Task requirements >> Search the listing for "changes" and copy every line where it appears.

#### Records provided

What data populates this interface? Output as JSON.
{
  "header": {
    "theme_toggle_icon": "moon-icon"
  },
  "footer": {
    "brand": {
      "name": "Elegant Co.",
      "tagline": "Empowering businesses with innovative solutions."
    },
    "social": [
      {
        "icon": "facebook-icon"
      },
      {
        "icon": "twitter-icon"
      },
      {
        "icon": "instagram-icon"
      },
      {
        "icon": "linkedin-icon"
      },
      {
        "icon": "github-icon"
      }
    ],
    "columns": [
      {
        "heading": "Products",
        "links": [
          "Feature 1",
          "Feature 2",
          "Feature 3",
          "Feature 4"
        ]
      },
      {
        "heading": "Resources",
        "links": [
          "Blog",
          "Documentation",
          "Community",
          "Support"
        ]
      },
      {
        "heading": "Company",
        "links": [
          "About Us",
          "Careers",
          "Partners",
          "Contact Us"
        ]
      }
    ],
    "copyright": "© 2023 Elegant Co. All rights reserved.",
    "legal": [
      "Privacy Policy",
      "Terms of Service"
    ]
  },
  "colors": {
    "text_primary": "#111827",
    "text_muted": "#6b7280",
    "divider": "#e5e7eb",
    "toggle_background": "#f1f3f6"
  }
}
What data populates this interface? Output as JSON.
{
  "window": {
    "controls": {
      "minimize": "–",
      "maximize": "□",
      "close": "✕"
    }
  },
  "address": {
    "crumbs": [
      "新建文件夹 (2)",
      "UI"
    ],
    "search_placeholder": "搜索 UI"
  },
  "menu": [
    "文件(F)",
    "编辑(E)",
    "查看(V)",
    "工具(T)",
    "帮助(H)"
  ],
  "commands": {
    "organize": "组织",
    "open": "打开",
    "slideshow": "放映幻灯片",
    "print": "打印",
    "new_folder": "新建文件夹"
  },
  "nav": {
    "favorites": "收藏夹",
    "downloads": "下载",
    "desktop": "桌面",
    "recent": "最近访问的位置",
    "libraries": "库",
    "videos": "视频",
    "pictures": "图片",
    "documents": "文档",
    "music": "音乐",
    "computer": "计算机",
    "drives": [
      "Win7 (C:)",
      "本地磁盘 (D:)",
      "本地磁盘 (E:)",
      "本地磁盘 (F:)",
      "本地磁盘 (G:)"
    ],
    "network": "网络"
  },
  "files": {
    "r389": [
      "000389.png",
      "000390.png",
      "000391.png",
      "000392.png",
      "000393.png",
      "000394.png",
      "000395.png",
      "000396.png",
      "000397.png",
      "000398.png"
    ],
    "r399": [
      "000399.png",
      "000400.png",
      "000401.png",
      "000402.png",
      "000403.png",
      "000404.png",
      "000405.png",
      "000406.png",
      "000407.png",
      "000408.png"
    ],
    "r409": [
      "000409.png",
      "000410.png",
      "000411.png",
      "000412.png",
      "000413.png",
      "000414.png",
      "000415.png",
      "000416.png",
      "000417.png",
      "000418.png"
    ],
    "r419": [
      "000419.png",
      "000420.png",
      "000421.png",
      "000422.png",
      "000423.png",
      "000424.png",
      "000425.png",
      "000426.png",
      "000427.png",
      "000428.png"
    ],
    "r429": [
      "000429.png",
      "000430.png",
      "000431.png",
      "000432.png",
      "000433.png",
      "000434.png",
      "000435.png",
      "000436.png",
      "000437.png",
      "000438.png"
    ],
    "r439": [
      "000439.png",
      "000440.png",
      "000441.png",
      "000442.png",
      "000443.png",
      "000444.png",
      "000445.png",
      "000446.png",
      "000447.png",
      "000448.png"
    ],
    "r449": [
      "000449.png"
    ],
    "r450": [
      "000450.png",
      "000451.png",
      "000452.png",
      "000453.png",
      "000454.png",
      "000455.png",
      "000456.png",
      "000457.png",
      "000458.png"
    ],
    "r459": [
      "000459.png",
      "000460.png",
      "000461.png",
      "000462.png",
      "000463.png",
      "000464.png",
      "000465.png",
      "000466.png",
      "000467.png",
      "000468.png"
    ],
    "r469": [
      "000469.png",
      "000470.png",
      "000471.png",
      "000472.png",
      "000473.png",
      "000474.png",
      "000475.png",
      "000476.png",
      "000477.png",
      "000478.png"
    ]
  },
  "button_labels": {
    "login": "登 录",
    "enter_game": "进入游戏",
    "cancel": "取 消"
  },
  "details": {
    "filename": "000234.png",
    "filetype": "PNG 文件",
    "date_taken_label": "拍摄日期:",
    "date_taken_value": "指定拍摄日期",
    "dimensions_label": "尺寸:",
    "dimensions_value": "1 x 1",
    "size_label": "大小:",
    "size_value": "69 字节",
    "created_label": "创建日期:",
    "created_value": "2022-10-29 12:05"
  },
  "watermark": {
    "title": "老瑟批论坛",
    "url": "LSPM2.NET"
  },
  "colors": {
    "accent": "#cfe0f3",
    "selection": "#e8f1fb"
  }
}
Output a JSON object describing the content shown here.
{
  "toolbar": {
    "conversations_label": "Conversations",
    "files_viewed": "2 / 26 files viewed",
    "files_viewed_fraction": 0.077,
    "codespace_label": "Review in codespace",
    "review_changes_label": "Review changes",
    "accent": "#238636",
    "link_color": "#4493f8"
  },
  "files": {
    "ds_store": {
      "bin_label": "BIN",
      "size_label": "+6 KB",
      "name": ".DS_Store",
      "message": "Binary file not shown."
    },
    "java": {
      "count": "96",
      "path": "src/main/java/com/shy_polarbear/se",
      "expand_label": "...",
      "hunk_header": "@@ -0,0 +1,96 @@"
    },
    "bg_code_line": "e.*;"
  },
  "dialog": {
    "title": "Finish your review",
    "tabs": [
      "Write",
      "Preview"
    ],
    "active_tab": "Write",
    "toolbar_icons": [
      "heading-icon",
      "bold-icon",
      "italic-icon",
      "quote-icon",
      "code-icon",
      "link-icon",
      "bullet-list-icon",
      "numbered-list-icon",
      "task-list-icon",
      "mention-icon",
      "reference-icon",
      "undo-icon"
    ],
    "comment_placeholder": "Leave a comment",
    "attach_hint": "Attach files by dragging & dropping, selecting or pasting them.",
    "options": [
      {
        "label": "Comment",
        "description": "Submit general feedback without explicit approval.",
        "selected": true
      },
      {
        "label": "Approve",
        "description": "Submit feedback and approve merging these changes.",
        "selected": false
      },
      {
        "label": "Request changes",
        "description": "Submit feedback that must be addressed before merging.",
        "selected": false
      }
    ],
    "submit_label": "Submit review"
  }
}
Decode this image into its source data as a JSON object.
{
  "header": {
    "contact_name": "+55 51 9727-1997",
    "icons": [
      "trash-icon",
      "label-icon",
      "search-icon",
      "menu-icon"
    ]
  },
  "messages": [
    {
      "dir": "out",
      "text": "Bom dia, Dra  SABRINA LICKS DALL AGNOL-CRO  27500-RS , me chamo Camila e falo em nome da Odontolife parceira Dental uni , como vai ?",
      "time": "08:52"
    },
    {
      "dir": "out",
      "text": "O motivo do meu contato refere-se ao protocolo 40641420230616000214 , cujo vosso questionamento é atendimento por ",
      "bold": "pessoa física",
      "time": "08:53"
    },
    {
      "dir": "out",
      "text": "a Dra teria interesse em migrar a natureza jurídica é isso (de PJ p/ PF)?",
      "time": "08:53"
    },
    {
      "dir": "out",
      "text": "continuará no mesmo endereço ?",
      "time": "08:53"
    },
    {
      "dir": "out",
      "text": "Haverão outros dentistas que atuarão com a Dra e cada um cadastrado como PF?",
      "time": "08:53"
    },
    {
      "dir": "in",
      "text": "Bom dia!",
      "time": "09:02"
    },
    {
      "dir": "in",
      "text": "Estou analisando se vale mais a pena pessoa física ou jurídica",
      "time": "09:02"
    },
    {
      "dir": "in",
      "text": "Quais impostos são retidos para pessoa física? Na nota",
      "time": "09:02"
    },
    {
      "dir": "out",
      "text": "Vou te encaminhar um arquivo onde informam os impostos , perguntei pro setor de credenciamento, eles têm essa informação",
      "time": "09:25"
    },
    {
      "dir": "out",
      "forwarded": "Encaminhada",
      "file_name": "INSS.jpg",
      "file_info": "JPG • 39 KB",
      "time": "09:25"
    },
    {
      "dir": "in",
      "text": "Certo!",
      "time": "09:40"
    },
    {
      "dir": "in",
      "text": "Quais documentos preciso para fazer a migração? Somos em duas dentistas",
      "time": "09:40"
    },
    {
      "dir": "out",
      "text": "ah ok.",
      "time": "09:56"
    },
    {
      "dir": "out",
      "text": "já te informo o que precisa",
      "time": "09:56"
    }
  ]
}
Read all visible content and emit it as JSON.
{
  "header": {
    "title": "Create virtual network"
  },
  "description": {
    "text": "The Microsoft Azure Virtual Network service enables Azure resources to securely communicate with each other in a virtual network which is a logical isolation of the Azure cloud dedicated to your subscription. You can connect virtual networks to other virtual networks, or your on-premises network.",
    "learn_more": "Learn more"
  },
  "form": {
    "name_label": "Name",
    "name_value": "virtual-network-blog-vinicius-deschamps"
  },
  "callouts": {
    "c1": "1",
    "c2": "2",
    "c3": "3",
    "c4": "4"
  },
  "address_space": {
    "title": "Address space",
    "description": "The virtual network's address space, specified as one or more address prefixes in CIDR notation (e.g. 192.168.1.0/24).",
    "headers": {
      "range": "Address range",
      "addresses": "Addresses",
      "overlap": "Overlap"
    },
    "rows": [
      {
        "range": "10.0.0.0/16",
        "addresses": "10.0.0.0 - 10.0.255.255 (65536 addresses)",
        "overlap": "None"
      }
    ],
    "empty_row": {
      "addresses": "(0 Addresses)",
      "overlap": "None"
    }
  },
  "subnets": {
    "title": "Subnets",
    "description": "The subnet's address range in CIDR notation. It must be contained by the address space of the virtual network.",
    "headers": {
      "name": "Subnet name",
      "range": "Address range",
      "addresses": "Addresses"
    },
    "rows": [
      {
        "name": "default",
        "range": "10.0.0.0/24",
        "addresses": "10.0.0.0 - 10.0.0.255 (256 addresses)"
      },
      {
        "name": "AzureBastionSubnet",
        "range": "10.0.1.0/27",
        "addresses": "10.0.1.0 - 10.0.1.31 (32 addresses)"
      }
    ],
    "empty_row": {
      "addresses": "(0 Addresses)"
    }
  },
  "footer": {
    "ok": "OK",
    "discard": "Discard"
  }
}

########

Response >>
    "review_changes_label": "Review changes",
        "description": "Submit feedback and approve merging these changes.",
        "label": "Request changes",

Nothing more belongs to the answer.